╭─ Input records

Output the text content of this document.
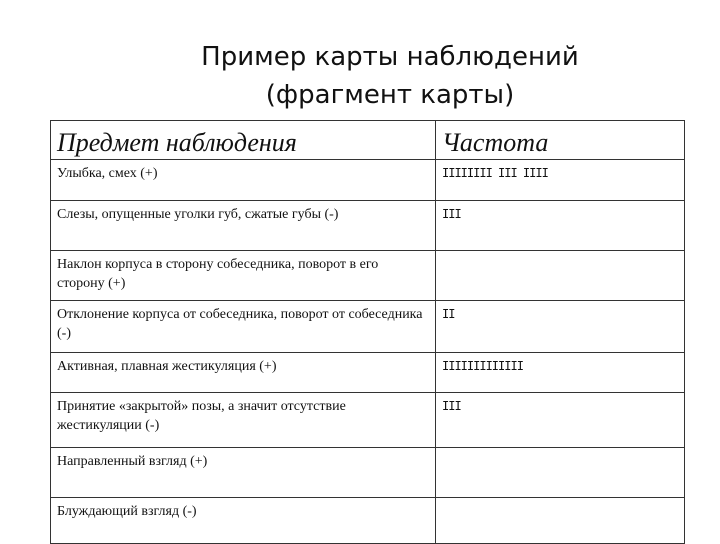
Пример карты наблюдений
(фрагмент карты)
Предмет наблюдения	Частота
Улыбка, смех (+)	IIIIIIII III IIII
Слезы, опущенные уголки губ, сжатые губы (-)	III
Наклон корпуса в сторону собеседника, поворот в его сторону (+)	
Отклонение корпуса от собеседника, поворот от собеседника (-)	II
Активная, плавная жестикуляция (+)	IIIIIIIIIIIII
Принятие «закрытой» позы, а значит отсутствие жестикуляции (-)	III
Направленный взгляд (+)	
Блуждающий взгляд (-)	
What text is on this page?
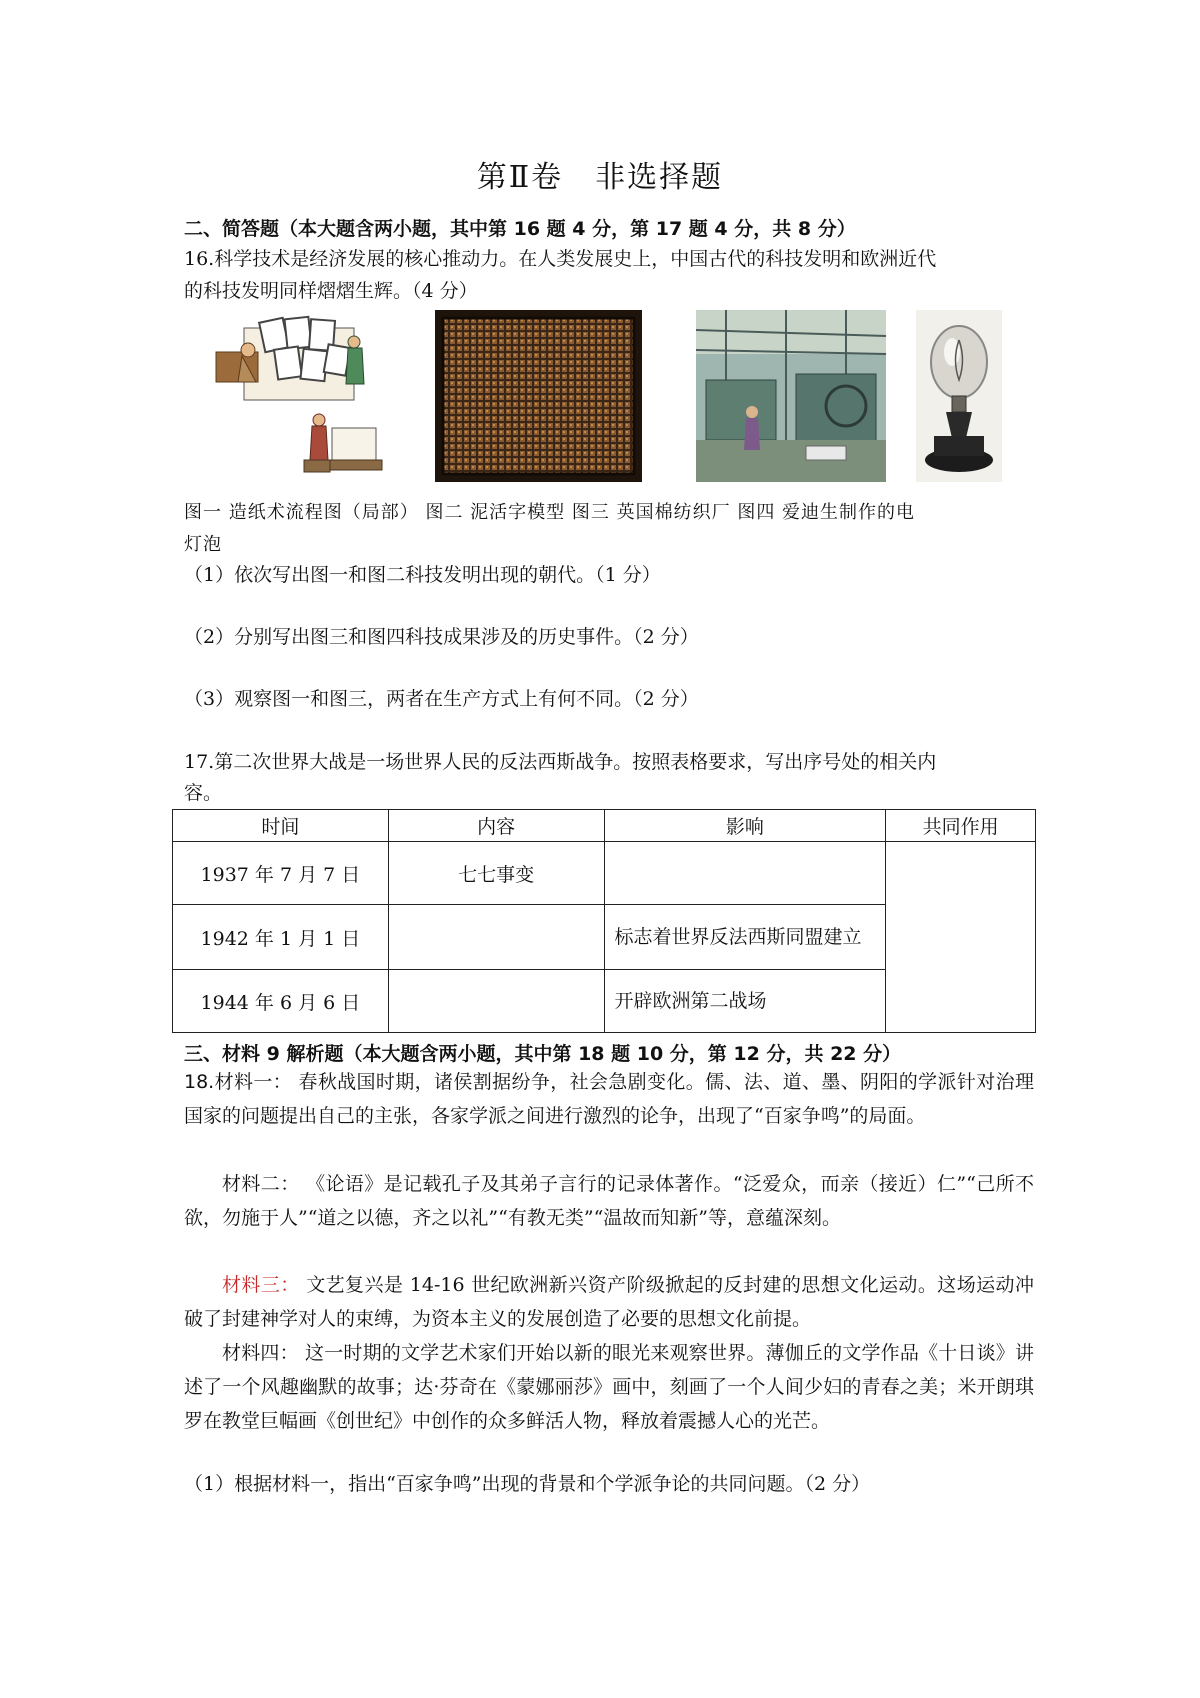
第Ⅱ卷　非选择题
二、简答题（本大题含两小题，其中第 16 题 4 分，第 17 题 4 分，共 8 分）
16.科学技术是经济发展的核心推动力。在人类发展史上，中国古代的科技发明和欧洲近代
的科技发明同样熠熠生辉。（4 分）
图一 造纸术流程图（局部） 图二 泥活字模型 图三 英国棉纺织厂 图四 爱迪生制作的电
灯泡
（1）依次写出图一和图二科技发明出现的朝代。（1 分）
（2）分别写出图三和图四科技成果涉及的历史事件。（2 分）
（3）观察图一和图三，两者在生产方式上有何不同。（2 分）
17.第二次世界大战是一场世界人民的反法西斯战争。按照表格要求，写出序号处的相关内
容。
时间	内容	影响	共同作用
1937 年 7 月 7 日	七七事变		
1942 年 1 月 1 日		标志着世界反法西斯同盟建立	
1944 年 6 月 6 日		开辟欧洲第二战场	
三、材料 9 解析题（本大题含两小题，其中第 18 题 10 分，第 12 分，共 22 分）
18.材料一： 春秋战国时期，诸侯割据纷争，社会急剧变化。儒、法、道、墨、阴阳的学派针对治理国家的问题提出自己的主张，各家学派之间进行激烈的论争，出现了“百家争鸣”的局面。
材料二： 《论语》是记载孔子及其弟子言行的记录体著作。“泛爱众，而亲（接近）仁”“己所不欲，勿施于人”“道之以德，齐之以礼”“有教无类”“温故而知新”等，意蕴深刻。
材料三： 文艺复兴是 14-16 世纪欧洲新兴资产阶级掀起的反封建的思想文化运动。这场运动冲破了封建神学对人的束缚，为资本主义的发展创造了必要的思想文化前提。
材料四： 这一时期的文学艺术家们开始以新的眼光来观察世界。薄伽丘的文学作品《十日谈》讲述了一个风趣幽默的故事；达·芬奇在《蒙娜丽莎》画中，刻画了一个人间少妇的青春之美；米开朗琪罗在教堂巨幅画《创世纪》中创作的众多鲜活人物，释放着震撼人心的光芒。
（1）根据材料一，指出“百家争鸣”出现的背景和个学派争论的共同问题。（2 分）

╰─

Your instructions
Send back the data above word for word, with the pictures left out.

Response to this task
Output the text content of this document.
Пример карты наблюдений
(фрагмент карты)
Предмет наблюдения	Частота
Улыбка, смех (+)	IIIIIIII III IIII
Слезы, опущенные уголки губ, сжатые губы (-)	III
Наклон корпуса в сторону собеседника, поворот в его сторону (+)	
Отклонение корпуса от собеседника, поворот от собеседника (-)	II
Активная, плавная жестикуляция (+)	IIIIIIIIIIIII
Принятие «закрытой» позы, а значит отсутствие жестикуляции (-)	III
Направленный взгляд (+)	
Блуждающий взгляд (-)	
What text is on this page?
第Ⅱ卷　非选择题
二、简答题（本大题含两小题，其中第 16 题 4 分，第 17 题 4 分，共 8 分）
16.科学技术是经济发展的核心推动力。在人类发展史上，中国古代的科技发明和欧洲近代
的科技发明同样熠熠生辉。（4 分）
图一 造纸术流程图（局部） 图二 泥活字模型 图三 英国棉纺织厂 图四 爱迪生制作的电
灯泡
（1）依次写出图一和图二科技发明出现的朝代。（1 分）
（2）分别写出图三和图四科技成果涉及的历史事件。（2 分）
（3）观察图一和图三，两者在生产方式上有何不同。（2 分）
17.第二次世界大战是一场世界人民的反法西斯战争。按照表格要求，写出序号处的相关内
容。
时间	内容	影响	共同作用
1937 年 7 月 7 日	七七事变		
1942 年 1 月 1 日		标志着世界反法西斯同盟建立	
1944 年 6 月 6 日		开辟欧洲第二战场	
三、材料 9 解析题（本大题含两小题，其中第 18 题 10 分，第 12 分，共 22 分）
18.材料一： 春秋战国时期，诸侯割据纷争，社会急剧变化。儒、法、道、墨、阴阳的学派针对治理国家的问题提出自己的主张，各家学派之间进行激烈的论争，出现了“百家争鸣”的局面。
材料二： 《论语》是记载孔子及其弟子言行的记录体著作。“泛爱众，而亲（接近）仁”“己所不欲，勿施于人”“道之以德，齐之以礼”“有教无类”“温故而知新”等，意蕴深刻。
材料三： 文艺复兴是 14-16 世纪欧洲新兴资产阶级掀起的反封建的思想文化运动。这场运动冲破了封建神学对人的束缚，为资本主义的发展创造了必要的思想文化前提。
材料四： 这一时期的文学艺术家们开始以新的眼光来观察世界。薄伽丘的文学作品《十日谈》讲述了一个风趣幽默的故事；达·芬奇在《蒙娜丽莎》画中，刻画了一个人间少妇的青春之美；米开朗琪罗在教堂巨幅画《创世纪》中创作的众多鲜活人物，释放着震撼人心的光芒。
（1）根据材料一，指出“百家争鸣”出现的背景和个学派争论的共同问题。（2 分）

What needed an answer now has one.